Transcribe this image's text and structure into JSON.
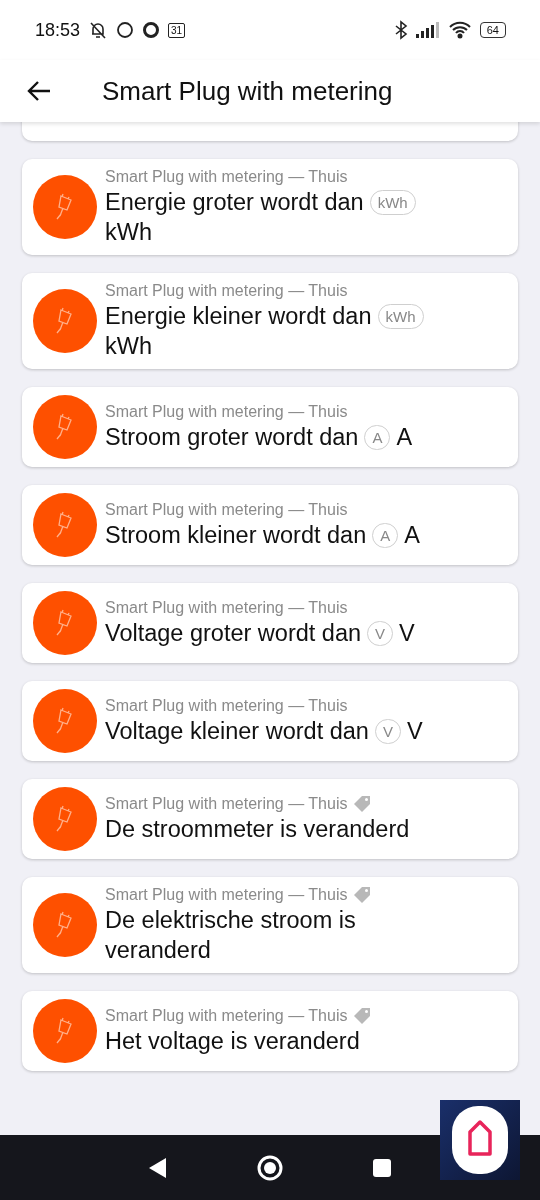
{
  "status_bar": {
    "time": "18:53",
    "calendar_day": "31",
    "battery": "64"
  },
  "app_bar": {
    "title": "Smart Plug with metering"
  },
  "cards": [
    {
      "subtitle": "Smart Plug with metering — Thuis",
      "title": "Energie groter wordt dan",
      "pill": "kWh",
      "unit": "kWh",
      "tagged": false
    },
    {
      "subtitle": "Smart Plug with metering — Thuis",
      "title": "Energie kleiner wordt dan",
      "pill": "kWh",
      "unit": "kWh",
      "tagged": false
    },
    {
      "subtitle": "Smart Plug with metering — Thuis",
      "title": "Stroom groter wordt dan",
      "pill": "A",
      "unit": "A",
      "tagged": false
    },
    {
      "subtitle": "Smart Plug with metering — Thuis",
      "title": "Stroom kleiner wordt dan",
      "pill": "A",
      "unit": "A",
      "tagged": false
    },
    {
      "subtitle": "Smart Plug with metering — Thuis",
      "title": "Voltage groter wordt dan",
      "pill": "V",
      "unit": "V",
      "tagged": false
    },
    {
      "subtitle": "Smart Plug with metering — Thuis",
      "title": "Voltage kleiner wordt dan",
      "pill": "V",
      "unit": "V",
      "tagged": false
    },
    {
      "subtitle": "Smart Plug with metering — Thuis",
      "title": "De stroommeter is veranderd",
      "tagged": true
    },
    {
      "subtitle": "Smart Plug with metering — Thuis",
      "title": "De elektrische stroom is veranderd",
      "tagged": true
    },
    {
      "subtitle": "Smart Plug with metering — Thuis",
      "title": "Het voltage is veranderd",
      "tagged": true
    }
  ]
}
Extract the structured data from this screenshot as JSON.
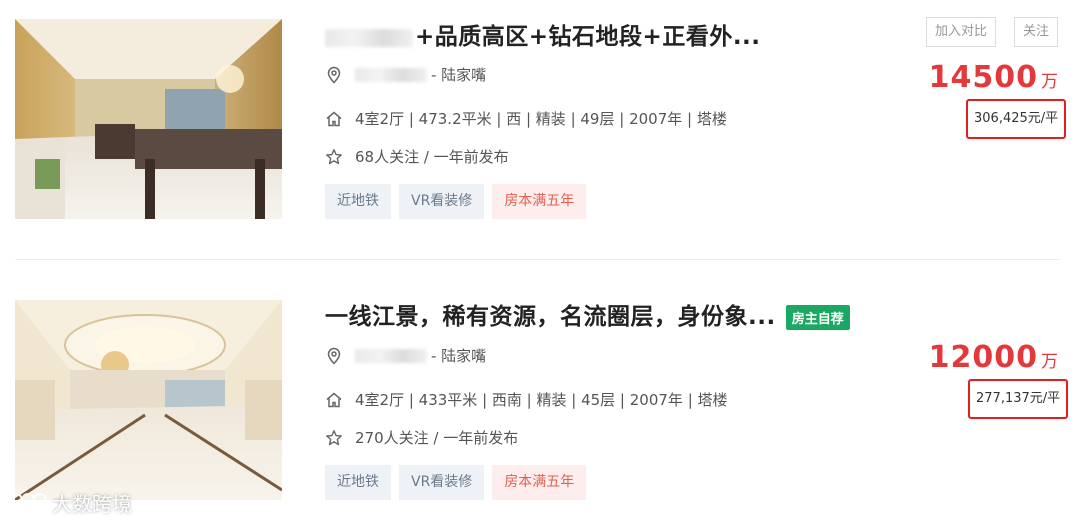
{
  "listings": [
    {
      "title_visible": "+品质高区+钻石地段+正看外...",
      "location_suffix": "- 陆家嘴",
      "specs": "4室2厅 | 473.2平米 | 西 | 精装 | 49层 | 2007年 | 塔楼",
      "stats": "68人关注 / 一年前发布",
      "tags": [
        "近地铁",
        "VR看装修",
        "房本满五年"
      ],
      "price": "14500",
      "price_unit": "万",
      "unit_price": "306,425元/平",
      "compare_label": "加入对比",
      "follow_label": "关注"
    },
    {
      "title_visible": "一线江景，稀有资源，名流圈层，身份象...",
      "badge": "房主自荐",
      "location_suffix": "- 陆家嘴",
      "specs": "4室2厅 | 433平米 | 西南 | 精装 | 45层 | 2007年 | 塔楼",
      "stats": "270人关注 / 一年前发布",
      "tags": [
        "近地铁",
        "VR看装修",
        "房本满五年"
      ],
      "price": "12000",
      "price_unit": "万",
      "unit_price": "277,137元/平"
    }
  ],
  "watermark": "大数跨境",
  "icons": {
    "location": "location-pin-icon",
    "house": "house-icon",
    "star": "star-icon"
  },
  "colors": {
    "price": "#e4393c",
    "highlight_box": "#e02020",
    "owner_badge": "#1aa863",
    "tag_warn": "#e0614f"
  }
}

◇ ◇ ◇ ◇ ◇ ◇ ◇

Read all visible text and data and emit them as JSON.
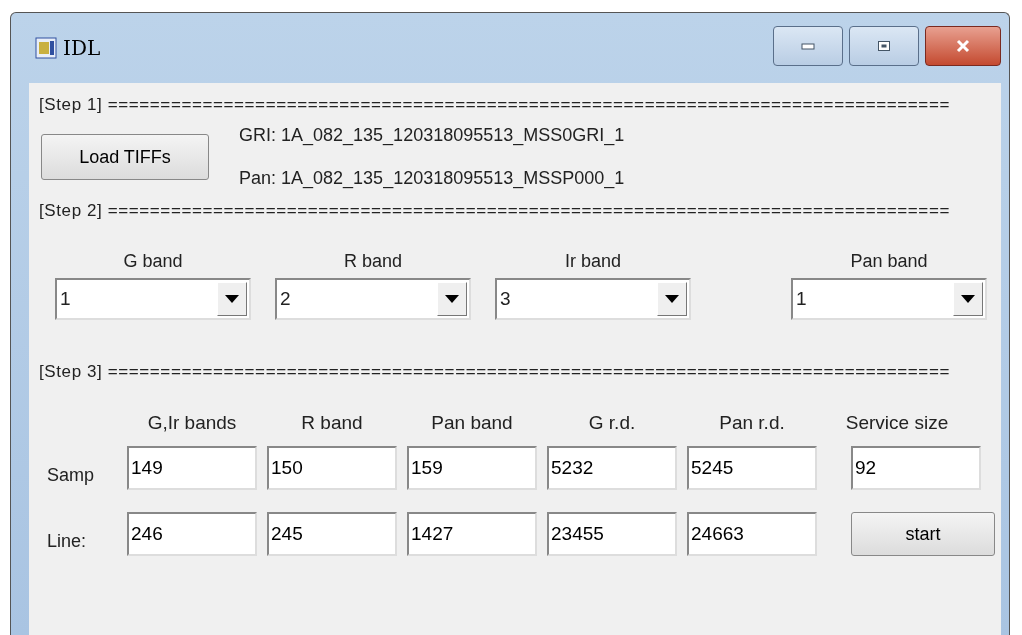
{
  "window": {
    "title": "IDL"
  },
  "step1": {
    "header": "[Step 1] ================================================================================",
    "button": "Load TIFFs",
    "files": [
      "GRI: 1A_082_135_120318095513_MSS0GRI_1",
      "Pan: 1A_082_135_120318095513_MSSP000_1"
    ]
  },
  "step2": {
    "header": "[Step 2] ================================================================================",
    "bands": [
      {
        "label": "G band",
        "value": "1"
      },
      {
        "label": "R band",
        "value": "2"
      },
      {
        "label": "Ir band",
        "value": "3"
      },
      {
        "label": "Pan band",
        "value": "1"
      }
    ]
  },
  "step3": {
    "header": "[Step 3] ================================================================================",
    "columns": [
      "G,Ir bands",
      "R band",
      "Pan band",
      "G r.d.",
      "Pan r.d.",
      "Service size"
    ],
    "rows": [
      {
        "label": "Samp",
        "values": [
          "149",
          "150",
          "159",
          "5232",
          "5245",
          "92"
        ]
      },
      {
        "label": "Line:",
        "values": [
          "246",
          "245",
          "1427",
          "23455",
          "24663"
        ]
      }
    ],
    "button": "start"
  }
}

◇ ◇ ◇ ◇ ◇ ◇ ◇

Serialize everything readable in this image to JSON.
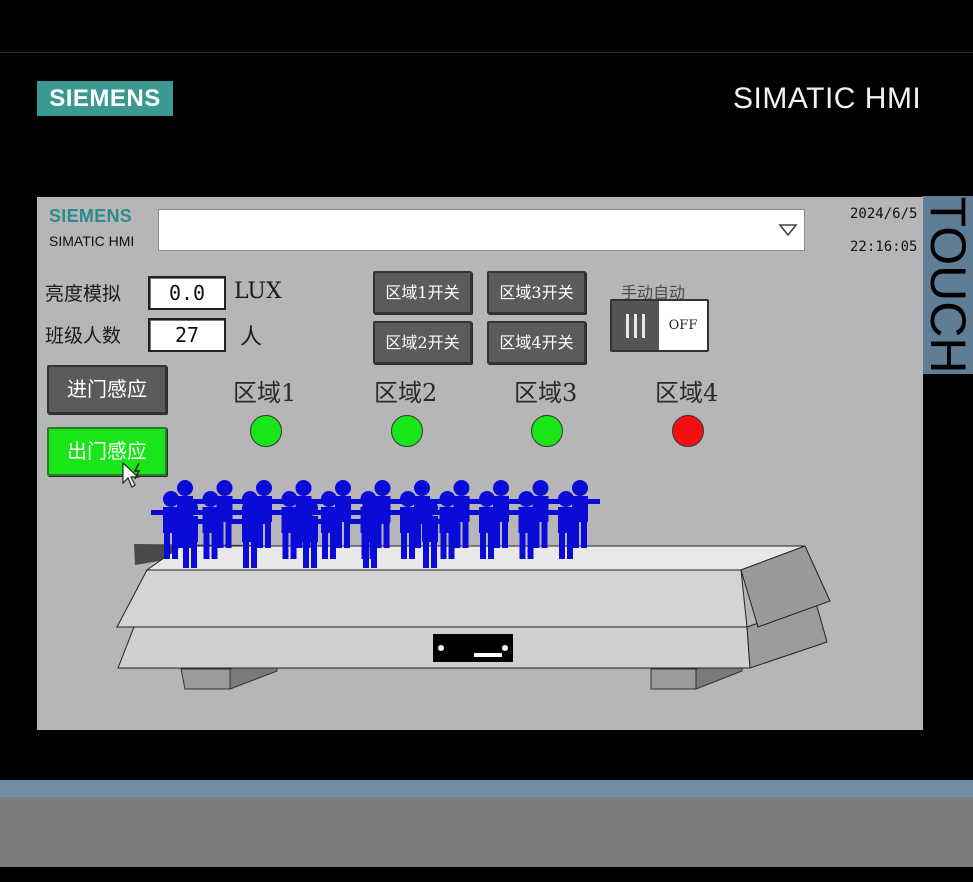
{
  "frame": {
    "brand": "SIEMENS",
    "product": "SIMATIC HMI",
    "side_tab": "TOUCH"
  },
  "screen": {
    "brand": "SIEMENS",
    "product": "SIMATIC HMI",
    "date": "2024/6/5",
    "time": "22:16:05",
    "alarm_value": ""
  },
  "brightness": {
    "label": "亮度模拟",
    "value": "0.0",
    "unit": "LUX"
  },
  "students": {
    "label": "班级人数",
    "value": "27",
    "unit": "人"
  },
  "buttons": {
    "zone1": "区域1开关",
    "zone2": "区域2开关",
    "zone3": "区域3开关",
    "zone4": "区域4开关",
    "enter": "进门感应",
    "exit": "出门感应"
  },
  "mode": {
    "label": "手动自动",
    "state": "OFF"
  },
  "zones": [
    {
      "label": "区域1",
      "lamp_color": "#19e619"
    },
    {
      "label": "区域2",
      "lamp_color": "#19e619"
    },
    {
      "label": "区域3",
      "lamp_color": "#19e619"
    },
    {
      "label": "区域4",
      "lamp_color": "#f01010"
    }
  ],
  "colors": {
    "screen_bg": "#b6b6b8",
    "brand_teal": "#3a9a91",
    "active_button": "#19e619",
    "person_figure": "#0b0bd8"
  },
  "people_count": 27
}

◇ ◇ ◇ ◇ ◇ ◇ ◇

Check the data for the word "veranderd" and pull out the lines that have it.

◆ **Exercise solution**
      "title": "De stroommeter is veranderd",
      "title": "De elektrische stroom is veranderd",
      "title": "Het voltage is veranderd",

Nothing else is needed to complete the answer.